SUPPLIED PASSAGE.
┄┄┄┄┄┄
And thanks for ignoring the environmental degradation (mostly noise) in the communities that "host" the data centers.
Production of rare earth: China refines 90% of them. No problem there.
The environmental concerns are only part of the downside to AI. For a pretty clear picture of the cultural, economic, social side see The Daily Show interview by Jon Stewart of Tristan Harris, the co-founder of the Center for Humane Technology on Oct 6. This should be required viewing for all philosophy professors and students.
Lastly, read How the World Really Works by Vaclav Smil to get a better feel for the pickle we are in and how there is no near-term off-ramp, notwithstanding the considered opinions of those who believe technology will save us like it always has.
Thank you to 'Advance' for making sure to include who is funding this Thursday DATA CENTER column made possible, in part, by a grant from Stack Infrastructure.
Stack Infrastructure is the DATA CENTER developer for the CVA Project out near Wegman's and the Fred Nats ballpark. Kevin Hughes, with Stack Infrastructure, sits on the Fredericksburg EDA Economic Development Authority.
Residents in Prince William Co were successful in knocking Stack Infrastructure, Kevin Hughes off their DATA CENTER Citizen Advisory Committee set up by their BOS Bd of Supervisors to get 'citizen input' into decisions about DATA CENTERS affecting them. The meetings were being hijacked by the DATA CENTER head honchos so that the citizens couldn't get action steps passed to deal with Prince William Co becoming the 'DATA CENTER capital of the world'.
Fredericksburg Residents chipped in their own money to fund a $400.00 FOIA (Freedom of Information Act) request to determine who was the developer behind the CVA Project. That's the 'Celebrate Virginia' 8-12 DATA CENTERS going in through the Council's 'aggressive' (city's own word) timeline to get the Technology Overlay District/TOD passed for that area of Fredericksburg 22401.
Rather than keep DATA CENTERS in Industrial Zones, the current Council was pressured to pass the TOD so that the 8-12 DATA CENTERS are within 200 ft of residential for families with children in the apartments as well as seniors in 'Jubilation'.
┄┄┄┄┄┄
GIVEN ENTRIES.
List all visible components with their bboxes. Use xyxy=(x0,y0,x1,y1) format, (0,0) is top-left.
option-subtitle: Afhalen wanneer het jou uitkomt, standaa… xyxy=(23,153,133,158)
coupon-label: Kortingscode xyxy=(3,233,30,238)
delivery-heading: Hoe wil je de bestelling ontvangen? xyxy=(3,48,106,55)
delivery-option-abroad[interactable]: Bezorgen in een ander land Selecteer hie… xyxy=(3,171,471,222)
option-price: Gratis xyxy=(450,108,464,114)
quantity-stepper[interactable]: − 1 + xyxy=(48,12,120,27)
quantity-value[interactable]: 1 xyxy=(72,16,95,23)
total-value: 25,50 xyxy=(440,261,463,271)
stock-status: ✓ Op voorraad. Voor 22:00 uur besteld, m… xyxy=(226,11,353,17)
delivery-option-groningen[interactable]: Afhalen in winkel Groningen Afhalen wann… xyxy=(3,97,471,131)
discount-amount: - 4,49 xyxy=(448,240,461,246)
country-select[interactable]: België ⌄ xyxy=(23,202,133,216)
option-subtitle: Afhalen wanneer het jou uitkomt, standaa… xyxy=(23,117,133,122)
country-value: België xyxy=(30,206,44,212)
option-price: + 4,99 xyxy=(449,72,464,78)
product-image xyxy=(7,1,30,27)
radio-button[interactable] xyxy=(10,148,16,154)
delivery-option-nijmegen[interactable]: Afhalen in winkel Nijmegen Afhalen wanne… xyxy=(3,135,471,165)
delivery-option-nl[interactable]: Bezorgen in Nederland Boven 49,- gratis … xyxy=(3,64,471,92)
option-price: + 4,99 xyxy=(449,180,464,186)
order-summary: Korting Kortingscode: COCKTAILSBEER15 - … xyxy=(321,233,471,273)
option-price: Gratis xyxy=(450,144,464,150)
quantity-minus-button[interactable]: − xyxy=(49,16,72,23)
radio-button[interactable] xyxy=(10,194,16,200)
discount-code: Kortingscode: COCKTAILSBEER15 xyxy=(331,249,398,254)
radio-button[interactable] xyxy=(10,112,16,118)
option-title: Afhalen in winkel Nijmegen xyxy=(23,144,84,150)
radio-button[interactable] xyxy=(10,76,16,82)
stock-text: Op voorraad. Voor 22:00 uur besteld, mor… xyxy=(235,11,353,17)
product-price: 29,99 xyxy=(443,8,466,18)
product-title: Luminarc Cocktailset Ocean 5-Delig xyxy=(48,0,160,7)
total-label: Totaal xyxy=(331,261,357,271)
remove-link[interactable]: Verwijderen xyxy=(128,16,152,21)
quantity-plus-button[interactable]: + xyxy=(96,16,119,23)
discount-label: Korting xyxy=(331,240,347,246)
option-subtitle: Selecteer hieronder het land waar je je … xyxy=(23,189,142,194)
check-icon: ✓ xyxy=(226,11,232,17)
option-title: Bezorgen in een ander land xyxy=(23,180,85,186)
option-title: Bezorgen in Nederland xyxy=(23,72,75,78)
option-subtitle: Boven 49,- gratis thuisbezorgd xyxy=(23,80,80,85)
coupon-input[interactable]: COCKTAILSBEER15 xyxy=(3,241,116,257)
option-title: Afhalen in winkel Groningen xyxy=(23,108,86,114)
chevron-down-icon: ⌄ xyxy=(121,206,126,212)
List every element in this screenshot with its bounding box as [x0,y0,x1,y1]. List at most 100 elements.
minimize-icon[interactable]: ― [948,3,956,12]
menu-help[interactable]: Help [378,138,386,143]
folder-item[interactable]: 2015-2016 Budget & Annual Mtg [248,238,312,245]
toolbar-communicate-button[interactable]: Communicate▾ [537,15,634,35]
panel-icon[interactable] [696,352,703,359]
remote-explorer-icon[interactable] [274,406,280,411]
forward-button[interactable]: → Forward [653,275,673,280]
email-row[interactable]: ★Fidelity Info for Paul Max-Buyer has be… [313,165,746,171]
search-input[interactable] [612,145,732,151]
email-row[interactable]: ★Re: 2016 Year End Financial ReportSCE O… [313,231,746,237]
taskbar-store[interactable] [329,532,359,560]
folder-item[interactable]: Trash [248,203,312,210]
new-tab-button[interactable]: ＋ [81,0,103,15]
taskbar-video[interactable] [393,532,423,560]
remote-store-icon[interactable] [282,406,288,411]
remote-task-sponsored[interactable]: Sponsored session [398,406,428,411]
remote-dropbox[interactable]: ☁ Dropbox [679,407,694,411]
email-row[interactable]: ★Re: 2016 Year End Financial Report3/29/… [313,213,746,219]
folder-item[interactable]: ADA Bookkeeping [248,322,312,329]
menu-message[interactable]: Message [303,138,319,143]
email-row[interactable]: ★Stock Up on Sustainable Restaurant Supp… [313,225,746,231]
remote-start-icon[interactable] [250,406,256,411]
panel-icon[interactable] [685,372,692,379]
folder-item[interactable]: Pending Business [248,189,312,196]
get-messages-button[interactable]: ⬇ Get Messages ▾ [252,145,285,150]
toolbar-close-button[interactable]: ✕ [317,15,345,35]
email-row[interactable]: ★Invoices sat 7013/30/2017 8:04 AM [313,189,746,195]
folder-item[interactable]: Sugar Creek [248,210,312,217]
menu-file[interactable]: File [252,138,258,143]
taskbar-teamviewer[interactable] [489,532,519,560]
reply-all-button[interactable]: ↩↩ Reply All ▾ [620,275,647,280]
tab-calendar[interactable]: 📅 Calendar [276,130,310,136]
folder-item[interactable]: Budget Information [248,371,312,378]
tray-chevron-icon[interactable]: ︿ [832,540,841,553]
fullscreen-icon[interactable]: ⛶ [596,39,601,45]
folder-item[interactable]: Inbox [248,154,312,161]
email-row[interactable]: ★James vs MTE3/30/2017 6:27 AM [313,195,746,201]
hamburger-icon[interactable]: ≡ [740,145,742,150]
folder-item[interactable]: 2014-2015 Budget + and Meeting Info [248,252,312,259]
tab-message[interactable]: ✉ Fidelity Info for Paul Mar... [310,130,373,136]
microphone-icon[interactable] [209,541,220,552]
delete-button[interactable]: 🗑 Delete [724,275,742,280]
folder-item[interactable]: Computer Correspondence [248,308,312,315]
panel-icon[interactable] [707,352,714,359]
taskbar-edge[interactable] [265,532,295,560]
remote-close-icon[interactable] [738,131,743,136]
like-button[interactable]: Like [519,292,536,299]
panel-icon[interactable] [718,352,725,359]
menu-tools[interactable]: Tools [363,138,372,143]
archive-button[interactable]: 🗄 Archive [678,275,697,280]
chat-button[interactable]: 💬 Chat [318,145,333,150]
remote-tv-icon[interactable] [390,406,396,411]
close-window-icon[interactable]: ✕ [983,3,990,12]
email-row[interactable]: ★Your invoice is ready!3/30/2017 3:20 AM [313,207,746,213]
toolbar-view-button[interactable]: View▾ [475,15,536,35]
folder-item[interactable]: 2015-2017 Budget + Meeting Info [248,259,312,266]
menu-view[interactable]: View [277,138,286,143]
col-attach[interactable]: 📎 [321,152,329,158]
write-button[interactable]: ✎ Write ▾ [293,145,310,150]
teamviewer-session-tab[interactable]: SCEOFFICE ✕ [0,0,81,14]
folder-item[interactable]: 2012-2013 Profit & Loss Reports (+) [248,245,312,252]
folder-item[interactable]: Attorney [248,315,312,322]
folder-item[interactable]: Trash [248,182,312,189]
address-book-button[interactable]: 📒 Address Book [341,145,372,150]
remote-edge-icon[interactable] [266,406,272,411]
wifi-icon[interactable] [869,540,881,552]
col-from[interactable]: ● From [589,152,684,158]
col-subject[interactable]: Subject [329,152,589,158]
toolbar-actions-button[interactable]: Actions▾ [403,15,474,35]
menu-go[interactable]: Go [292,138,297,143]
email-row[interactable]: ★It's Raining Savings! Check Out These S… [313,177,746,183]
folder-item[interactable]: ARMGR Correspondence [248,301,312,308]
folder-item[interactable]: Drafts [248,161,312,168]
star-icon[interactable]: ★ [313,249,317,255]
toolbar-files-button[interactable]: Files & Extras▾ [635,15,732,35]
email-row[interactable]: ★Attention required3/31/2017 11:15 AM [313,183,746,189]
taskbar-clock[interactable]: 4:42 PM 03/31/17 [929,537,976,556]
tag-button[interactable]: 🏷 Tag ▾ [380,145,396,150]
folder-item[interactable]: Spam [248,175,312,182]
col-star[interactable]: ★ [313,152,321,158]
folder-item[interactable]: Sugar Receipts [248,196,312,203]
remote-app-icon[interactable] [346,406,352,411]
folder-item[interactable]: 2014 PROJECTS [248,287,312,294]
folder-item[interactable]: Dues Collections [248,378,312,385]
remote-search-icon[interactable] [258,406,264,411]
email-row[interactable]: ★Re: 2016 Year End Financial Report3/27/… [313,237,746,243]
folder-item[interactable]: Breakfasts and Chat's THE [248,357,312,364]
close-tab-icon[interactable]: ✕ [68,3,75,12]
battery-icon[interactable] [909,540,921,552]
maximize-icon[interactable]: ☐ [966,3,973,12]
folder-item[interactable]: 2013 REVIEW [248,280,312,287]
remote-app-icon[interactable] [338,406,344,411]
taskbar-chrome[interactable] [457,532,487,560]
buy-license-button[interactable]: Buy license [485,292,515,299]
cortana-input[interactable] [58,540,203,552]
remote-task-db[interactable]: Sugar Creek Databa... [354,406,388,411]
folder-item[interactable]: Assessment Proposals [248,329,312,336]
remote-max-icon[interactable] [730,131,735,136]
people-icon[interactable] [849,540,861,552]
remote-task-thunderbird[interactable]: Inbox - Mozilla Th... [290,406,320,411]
┄┄┄┄┄┄
TASKS TO PERFORM.
- A) Answer these questions from the comment on data centers:
(i) What share of rare earths does China refine?
(ii) How much did Fredericksburg residents pay to fund the FOIA request?
(iii) Within how many feet of residential housing are the 8-12 data centers to be placed?
- B) Write out the stretch of the comment on data centers from "Thank you to" through "Economic Development Authority." again, swapping "Wegman's" for "the river".

ANSWERS PER TASK.
- A)
(i) 90%
(ii) $400.00
(iii) 200 ft

- B)
Thank you to 'Advance' for making sure to include who is funding this Thursday DATA CENTER column made possible, in part, by a grant from Stack Infrastructure.
Stack Infrastructure is the DATA CENTER developer for the CVA Project out near the river and the Fred Nats ballpark. Kevin Hughes, with Stack Infrastructure, sits on the Fredericksburg EDA Economic Development Authority.